Provided data:

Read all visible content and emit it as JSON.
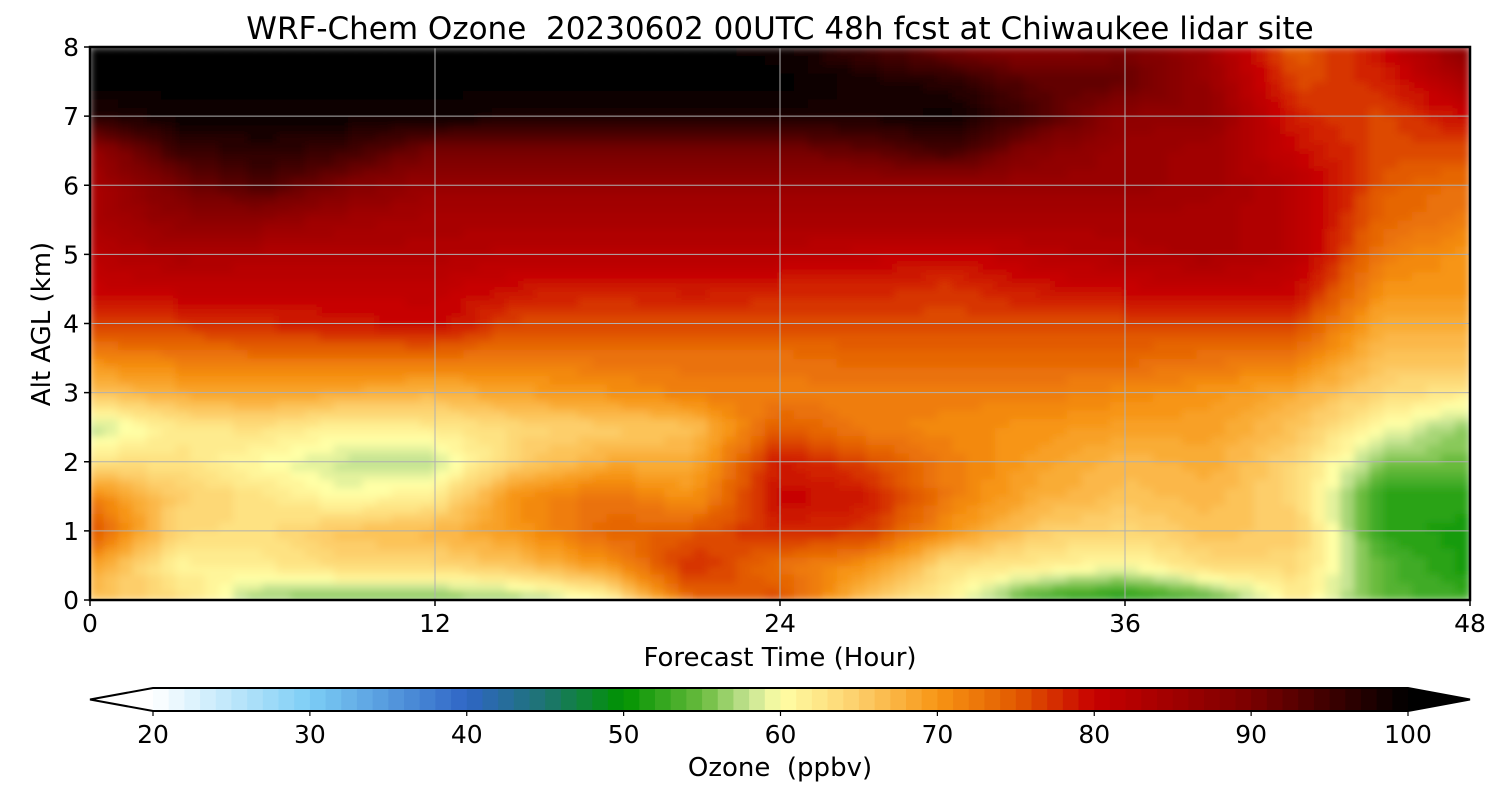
{
  "chart_data": {
    "type": "heatmap",
    "title": "WRF-Chem Ozone  20230602 00UTC 48h fcst at Chiwaukee lidar site",
    "xlabel": "Forecast Time (Hour)",
    "ylabel": "Alt AGL (km)",
    "xlim": [
      0,
      48
    ],
    "ylim": [
      0,
      8
    ],
    "xticks": [
      0,
      12,
      24,
      36,
      48
    ],
    "yticks": [
      0,
      1,
      2,
      3,
      4,
      5,
      6,
      7,
      8
    ],
    "grid": true,
    "colorbar": {
      "label": "Ozone  (ppbv)",
      "min": 20,
      "max": 100,
      "ticks": [
        20,
        30,
        40,
        50,
        60,
        70,
        80,
        90,
        100
      ],
      "extend": "both",
      "under_color": "#ffffff",
      "over_color": "#000000",
      "stops": [
        {
          "v": 20,
          "c": "#ffffff"
        },
        {
          "v": 30,
          "c": "#7ccdf5"
        },
        {
          "v": 40,
          "c": "#2f66c6"
        },
        {
          "v": 45,
          "c": "#1d7470"
        },
        {
          "v": 50,
          "c": "#009300"
        },
        {
          "v": 55,
          "c": "#6abb3e"
        },
        {
          "v": 58,
          "c": "#c6e493"
        },
        {
          "v": 60,
          "c": "#ffffa6"
        },
        {
          "v": 65,
          "c": "#fdce6a"
        },
        {
          "v": 70,
          "c": "#f79514"
        },
        {
          "v": 75,
          "c": "#e25a00"
        },
        {
          "v": 80,
          "c": "#c70000"
        },
        {
          "v": 90,
          "c": "#7a0000"
        },
        {
          "v": 100,
          "c": "#000000"
        }
      ]
    },
    "x_hours": [
      0,
      3,
      6,
      9,
      12,
      15,
      18,
      21,
      24,
      27,
      30,
      33,
      36,
      39,
      42,
      45,
      48
    ],
    "y_km": [
      0,
      0.5,
      1,
      1.5,
      2,
      2.5,
      3,
      3.5,
      4,
      4.5,
      5,
      5.5,
      6,
      6.5,
      7,
      7.5,
      8
    ],
    "ozone_ppbv": [
      [
        66,
        64,
        56,
        55,
        55,
        56,
        60,
        74,
        76,
        66,
        61,
        52,
        50,
        53,
        62,
        54,
        53
      ],
      [
        69,
        61,
        62,
        64,
        64,
        66,
        70,
        78,
        73,
        70,
        63,
        62,
        60,
        64,
        64,
        54,
        51
      ],
      [
        76,
        64,
        63,
        66,
        67,
        70,
        74,
        75,
        78,
        77,
        70,
        65,
        64,
        66,
        65,
        52,
        51
      ],
      [
        72,
        65,
        63,
        60,
        62,
        71,
        73,
        70,
        80,
        79,
        72,
        68,
        66,
        67,
        64,
        52,
        52
      ],
      [
        63,
        63,
        60,
        58,
        58,
        65,
        68,
        68,
        79,
        76,
        72,
        69,
        67,
        68,
        64,
        56,
        55
      ],
      [
        57,
        62,
        63,
        61,
        62,
        64,
        65,
        66,
        75,
        72,
        71,
        70,
        69,
        69,
        66,
        60,
        56
      ],
      [
        66,
        68,
        69,
        68,
        67,
        69,
        70,
        72,
        72,
        72,
        72,
        72,
        71,
        70,
        68,
        64,
        62
      ],
      [
        71,
        72,
        73,
        73,
        73,
        72,
        73,
        73,
        73,
        74,
        74,
        74,
        74,
        73,
        72,
        66,
        66
      ],
      [
        77,
        77,
        78,
        79,
        80,
        76,
        76,
        76,
        76,
        76,
        76,
        76,
        76,
        76,
        76,
        68,
        68
      ],
      [
        80,
        81,
        81,
        81,
        81,
        79,
        78,
        79,
        78,
        78,
        77,
        79,
        80,
        81,
        80,
        70,
        70
      ],
      [
        82,
        84,
        83,
        83,
        83,
        82,
        82,
        82,
        82,
        81,
        80,
        82,
        83,
        84,
        82,
        72,
        70
      ],
      [
        84,
        87,
        87,
        85,
        84,
        84,
        84,
        84,
        84,
        84,
        84,
        84,
        84,
        84,
        82,
        74,
        72
      ],
      [
        84,
        90,
        94,
        89,
        86,
        86,
        86,
        86,
        86,
        86,
        86,
        86,
        86,
        85,
        82,
        75,
        73
      ],
      [
        86,
        95,
        97,
        95,
        90,
        90,
        90,
        90,
        90,
        92,
        95,
        88,
        86,
        85,
        80,
        76,
        76
      ],
      [
        97,
        99,
        99,
        99,
        99,
        98,
        98,
        98,
        98,
        98,
        99,
        94,
        87,
        87,
        78,
        76,
        80
      ],
      [
        100,
        100,
        100,
        100,
        100,
        100,
        100,
        100,
        100,
        98,
        97,
        92,
        92,
        86,
        76,
        78,
        84
      ],
      [
        100,
        100,
        100,
        100,
        100,
        100,
        100,
        100,
        99,
        95,
        90,
        88,
        90,
        85,
        74,
        80,
        88
      ]
    ]
  }
}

Description of the task: Without including the pictures, return each record above exactly as it stands.

Output for this task:
Read all visible content and emit it as JSON.
{
  "chart_data": {
    "type": "heatmap",
    "title": "WRF-Chem Ozone  20230602 00UTC 48h fcst at Chiwaukee lidar site",
    "xlabel": "Forecast Time (Hour)",
    "ylabel": "Alt AGL (km)",
    "xlim": [
      0,
      48
    ],
    "ylim": [
      0,
      8
    ],
    "xticks": [
      0,
      12,
      24,
      36,
      48
    ],
    "yticks": [
      0,
      1,
      2,
      3,
      4,
      5,
      6,
      7,
      8
    ],
    "grid": true,
    "colorbar": {
      "label": "Ozone  (ppbv)",
      "min": 20,
      "max": 100,
      "ticks": [
        20,
        30,
        40,
        50,
        60,
        70,
        80,
        90,
        100
      ],
      "extend": "both",
      "under_color": "#ffffff",
      "over_color": "#000000",
      "stops": [
        {
          "v": 20,
          "c": "#ffffff"
        },
        {
          "v": 30,
          "c": "#7ccdf5"
        },
        {
          "v": 40,
          "c": "#2f66c6"
        },
        {
          "v": 45,
          "c": "#1d7470"
        },
        {
          "v": 50,
          "c": "#009300"
        },
        {
          "v": 55,
          "c": "#6abb3e"
        },
        {
          "v": 58,
          "c": "#c6e493"
        },
        {
          "v": 60,
          "c": "#ffffa6"
        },
        {
          "v": 65,
          "c": "#fdce6a"
        },
        {
          "v": 70,
          "c": "#f79514"
        },
        {
          "v": 75,
          "c": "#e25a00"
        },
        {
          "v": 80,
          "c": "#c70000"
        },
        {
          "v": 90,
          "c": "#7a0000"
        },
        {
          "v": 100,
          "c": "#000000"
        }
      ]
    },
    "x_hours": [
      0,
      3,
      6,
      9,
      12,
      15,
      18,
      21,
      24,
      27,
      30,
      33,
      36,
      39,
      42,
      45,
      48
    ],
    "y_km": [
      0,
      0.5,
      1,
      1.5,
      2,
      2.5,
      3,
      3.5,
      4,
      4.5,
      5,
      5.5,
      6,
      6.5,
      7,
      7.5,
      8
    ],
    "ozone_ppbv": [
      [
        66,
        64,
        56,
        55,
        55,
        56,
        60,
        74,
        76,
        66,
        61,
        52,
        50,
        53,
        62,
        54,
        53
      ],
      [
        69,
        61,
        62,
        64,
        64,
        66,
        70,
        78,
        73,
        70,
        63,
        62,
        60,
        64,
        64,
        54,
        51
      ],
      [
        76,
        64,
        63,
        66,
        67,
        70,
        74,
        75,
        78,
        77,
        70,
        65,
        64,
        66,
        65,
        52,
        51
      ],
      [
        72,
        65,
        63,
        60,
        62,
        71,
        73,
        70,
        80,
        79,
        72,
        68,
        66,
        67,
        64,
        52,
        52
      ],
      [
        63,
        63,
        60,
        58,
        58,
        65,
        68,
        68,
        79,
        76,
        72,
        69,
        67,
        68,
        64,
        56,
        55
      ],
      [
        57,
        62,
        63,
        61,
        62,
        64,
        65,
        66,
        75,
        72,
        71,
        70,
        69,
        69,
        66,
        60,
        56
      ],
      [
        66,
        68,
        69,
        68,
        67,
        69,
        70,
        72,
        72,
        72,
        72,
        72,
        71,
        70,
        68,
        64,
        62
      ],
      [
        71,
        72,
        73,
        73,
        73,
        72,
        73,
        73,
        73,
        74,
        74,
        74,
        74,
        73,
        72,
        66,
        66
      ],
      [
        77,
        77,
        78,
        79,
        80,
        76,
        76,
        76,
        76,
        76,
        76,
        76,
        76,
        76,
        76,
        68,
        68
      ],
      [
        80,
        81,
        81,
        81,
        81,
        79,
        78,
        79,
        78,
        78,
        77,
        79,
        80,
        81,
        80,
        70,
        70
      ],
      [
        82,
        84,
        83,
        83,
        83,
        82,
        82,
        82,
        82,
        81,
        80,
        82,
        83,
        84,
        82,
        72,
        70
      ],
      [
        84,
        87,
        87,
        85,
        84,
        84,
        84,
        84,
        84,
        84,
        84,
        84,
        84,
        84,
        82,
        74,
        72
      ],
      [
        84,
        90,
        94,
        89,
        86,
        86,
        86,
        86,
        86,
        86,
        86,
        86,
        86,
        85,
        82,
        75,
        73
      ],
      [
        86,
        95,
        97,
        95,
        90,
        90,
        90,
        90,
        90,
        92,
        95,
        88,
        86,
        85,
        80,
        76,
        76
      ],
      [
        97,
        99,
        99,
        99,
        99,
        98,
        98,
        98,
        98,
        98,
        99,
        94,
        87,
        87,
        78,
        76,
        80
      ],
      [
        100,
        100,
        100,
        100,
        100,
        100,
        100,
        100,
        100,
        98,
        97,
        92,
        92,
        86,
        76,
        78,
        84
      ],
      [
        100,
        100,
        100,
        100,
        100,
        100,
        100,
        100,
        99,
        95,
        90,
        88,
        90,
        85,
        74,
        80,
        88
      ]
    ]
  }
}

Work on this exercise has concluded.